Figure dataset records:
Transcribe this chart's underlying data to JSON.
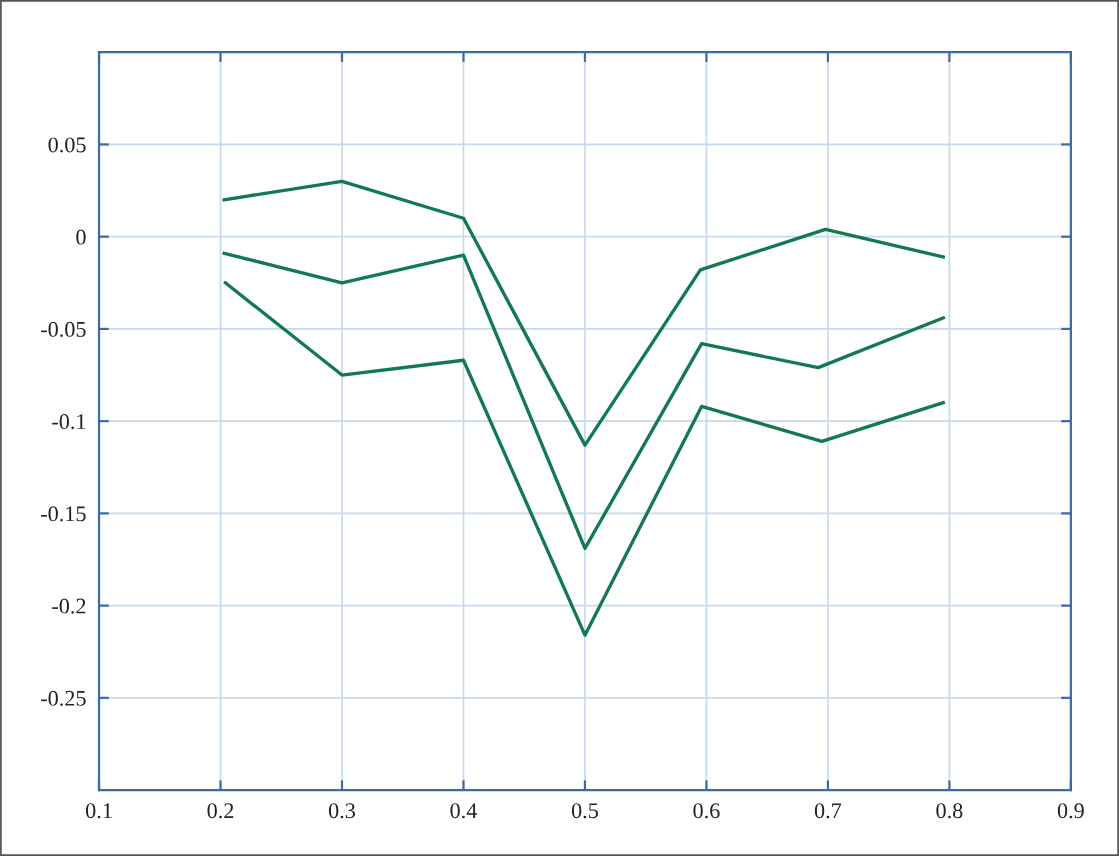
{
  "chart_data": {
    "type": "line",
    "series": [
      {
        "color": "#137a4f",
        "x": [
          0.203,
          0.3,
          0.4,
          0.5,
          0.595,
          0.698,
          0.795
        ],
        "values": [
          0.02,
          0.03,
          0.01,
          -0.113,
          -0.018,
          0.004,
          -0.011
        ]
      },
      {
        "color": "#137a4f",
        "x": [
          0.203,
          0.3,
          0.4,
          0.5,
          0.596,
          0.692,
          0.795
        ],
        "values": [
          -0.009,
          -0.025,
          -0.01,
          -0.169,
          -0.058,
          -0.071,
          -0.044
        ]
      },
      {
        "color": "#137a4f",
        "x": [
          0.204,
          0.3,
          0.4,
          0.5,
          0.596,
          0.695,
          0.795
        ],
        "values": [
          -0.025,
          -0.075,
          -0.067,
          -0.216,
          -0.092,
          -0.111,
          -0.09
        ]
      }
    ],
    "xlim": [
      0.1,
      0.9
    ],
    "ylim": [
      -0.3,
      0.1
    ],
    "xticks": [
      0.1,
      0.2,
      0.3,
      0.4,
      0.5,
      0.6,
      0.7,
      0.8,
      0.9
    ],
    "yticks": [
      -0.25,
      -0.2,
      -0.15,
      -0.1,
      -0.05,
      0,
      0.05
    ],
    "grid": true,
    "marker": "none",
    "line_style": "solid"
  }
}
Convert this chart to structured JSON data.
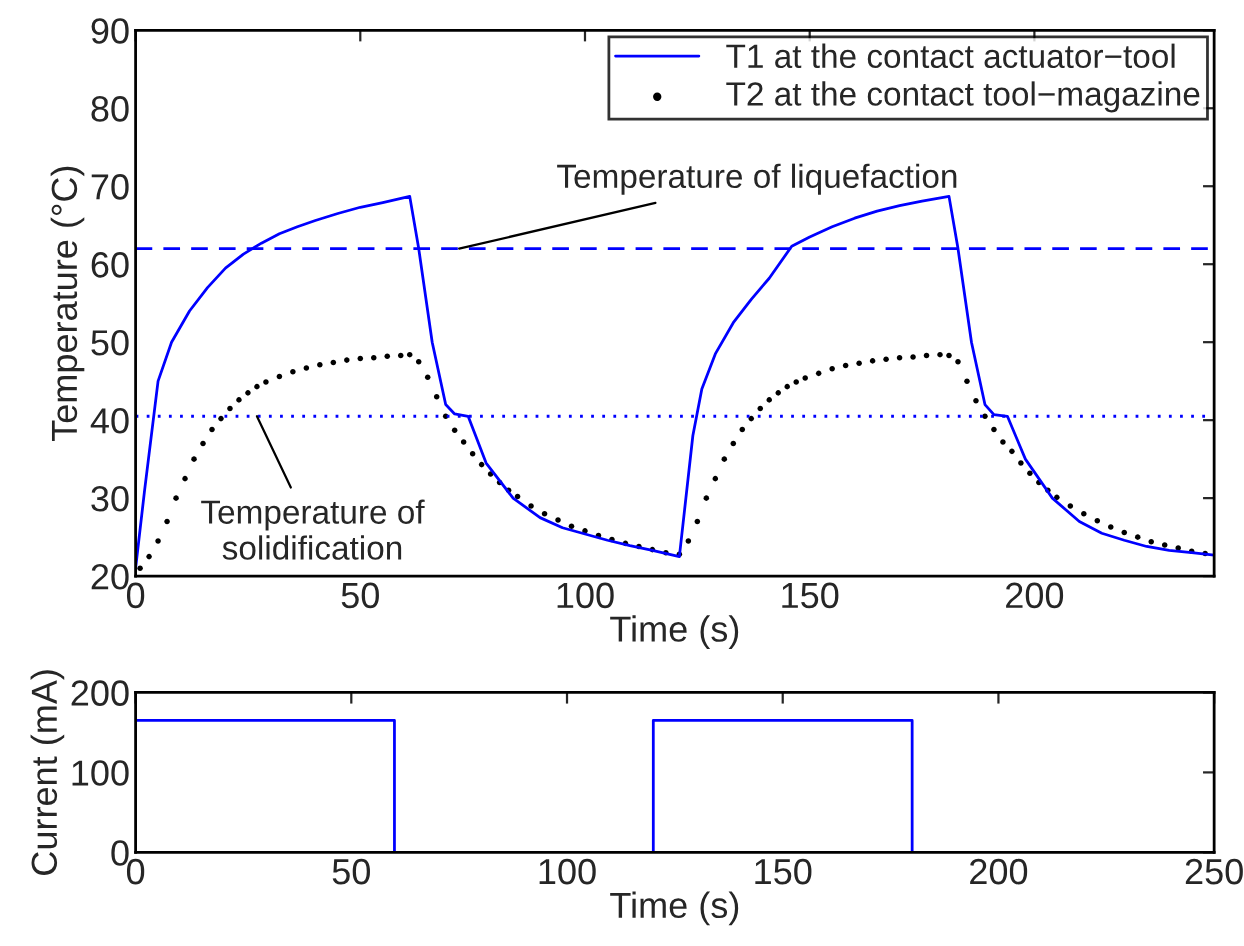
{
  "chart_data": [
    {
      "type": "line",
      "xlabel": "Time (s)",
      "ylabel": "Temperature (°C)",
      "xlim": [
        0,
        240
      ],
      "ylim": [
        20,
        90
      ],
      "xticks": [
        0,
        50,
        100,
        150,
        200
      ],
      "yticks": [
        20,
        30,
        40,
        50,
        60,
        70,
        80,
        90
      ],
      "grid": false,
      "legend": "top right",
      "series": [
        {
          "name": "T1 at the contact actuator−tool",
          "color": "#0000ff",
          "marker": "none",
          "line_style": "solid",
          "x": [
            0,
            2,
            5,
            8,
            12,
            16,
            20,
            24,
            28,
            32,
            36,
            40,
            45,
            50,
            55,
            61,
            63,
            66,
            69,
            71,
            74,
            78,
            84,
            90,
            95,
            100,
            105,
            110,
            115,
            121,
            124,
            126,
            129,
            133,
            137,
            141,
            146,
            150,
            155,
            160,
            165,
            170,
            175,
            181,
            183,
            186,
            189,
            191,
            194,
            198,
            204,
            210,
            215,
            220,
            225,
            230,
            235,
            240
          ],
          "values": [
            21,
            31,
            45,
            50,
            54,
            57,
            59.5,
            61.3,
            62.7,
            63.9,
            64.8,
            65.6,
            66.5,
            67.3,
            67.9,
            68.7,
            62,
            50,
            42,
            40.8,
            40.5,
            34.5,
            30,
            27.5,
            26.2,
            25.4,
            24.6,
            23.9,
            23.3,
            22.5,
            38,
            44,
            48.5,
            52.5,
            55.5,
            58.2,
            62.3,
            63.5,
            64.8,
            65.9,
            66.8,
            67.5,
            68.1,
            68.7,
            62,
            50,
            42,
            40.7,
            40.5,
            35,
            30,
            27,
            25.5,
            24.6,
            23.8,
            23.3,
            23,
            22.7
          ]
        },
        {
          "name": "T2 at the contact tool−magazine",
          "type": "scatter",
          "color": "#000000",
          "marker": "circle",
          "x": [
            1,
            3,
            5,
            7,
            9,
            11,
            13,
            15,
            17,
            19,
            21,
            23,
            25,
            27,
            29,
            32,
            35,
            38,
            41,
            44,
            47,
            50,
            53,
            56,
            59,
            61,
            63,
            65,
            67,
            69,
            71,
            73,
            75,
            77,
            79,
            81,
            83,
            85,
            88,
            91,
            94,
            97,
            100,
            103,
            106,
            109,
            112,
            115,
            118,
            121,
            123,
            125,
            127,
            129,
            131,
            133,
            135,
            137,
            139,
            141,
            143,
            145,
            147,
            149,
            152,
            155,
            158,
            161,
            164,
            167,
            170,
            173,
            176,
            179,
            181,
            183,
            185,
            187,
            189,
            191,
            193,
            195,
            197,
            199,
            201,
            203,
            205,
            208,
            211,
            214,
            217,
            220,
            223,
            226,
            229,
            232,
            235,
            238
          ],
          "values": [
            21,
            22.5,
            24.5,
            27,
            30,
            32.5,
            35,
            37,
            38.8,
            40.2,
            41.5,
            42.6,
            43.5,
            44.3,
            44.9,
            45.6,
            46.2,
            46.7,
            47.1,
            47.4,
            47.7,
            47.9,
            48,
            48.2,
            48.3,
            48.4,
            47.5,
            45.5,
            43,
            40.5,
            38.7,
            37.2,
            35.7,
            34.3,
            33.1,
            32,
            31,
            30.2,
            29,
            28,
            27.2,
            26.4,
            25.8,
            25.2,
            24.7,
            24.2,
            23.8,
            23.4,
            23,
            22.8,
            24.5,
            27,
            30,
            32.5,
            35,
            37,
            38.8,
            40.2,
            41.5,
            42.6,
            43.5,
            44.3,
            44.9,
            45.4,
            46,
            46.6,
            47,
            47.3,
            47.6,
            47.8,
            48,
            48.1,
            48.3,
            48.4,
            48.3,
            47.5,
            45,
            42.5,
            40.5,
            38.8,
            37.2,
            36,
            34.5,
            33.2,
            32,
            31,
            30.1,
            29,
            28,
            27.1,
            26.3,
            25.6,
            25,
            24.4,
            24,
            23.6,
            23.2,
            22.9
          ]
        }
      ],
      "ref_lines": [
        {
          "axis": "y",
          "value": 62,
          "color": "#0000ff",
          "line_style": "dashed"
        },
        {
          "axis": "y",
          "value": 40.5,
          "color": "#0000ff",
          "line_style": "dotted"
        }
      ],
      "annotations": [
        {
          "text": "Temperature of liquefaction",
          "x": 72,
          "y": 62
        },
        {
          "text": "Temperature of\nsolidification",
          "x": 27,
          "y": 40.5
        }
      ]
    },
    {
      "type": "line",
      "xlabel": "Time (s)",
      "ylabel": "Current (mA)",
      "xlim": [
        0,
        250
      ],
      "ylim": [
        0,
        200
      ],
      "xticks": [
        0,
        50,
        100,
        150,
        200,
        250
      ],
      "yticks": [
        0,
        100,
        200
      ],
      "grid": false,
      "series": [
        {
          "color": "#0000ff",
          "line_style": "solid",
          "x": [
            0,
            60,
            60,
            120,
            120,
            180,
            180,
            240
          ],
          "values": [
            165,
            165,
            0,
            0,
            165,
            165,
            0,
            0
          ]
        }
      ]
    }
  ]
}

To be done: Isolate each line of the listing above that includes "name". Copy it.

Written answer:
          "name": "T1 at the contact actuator−tool",
          "name": "T2 at the contact tool−magazine",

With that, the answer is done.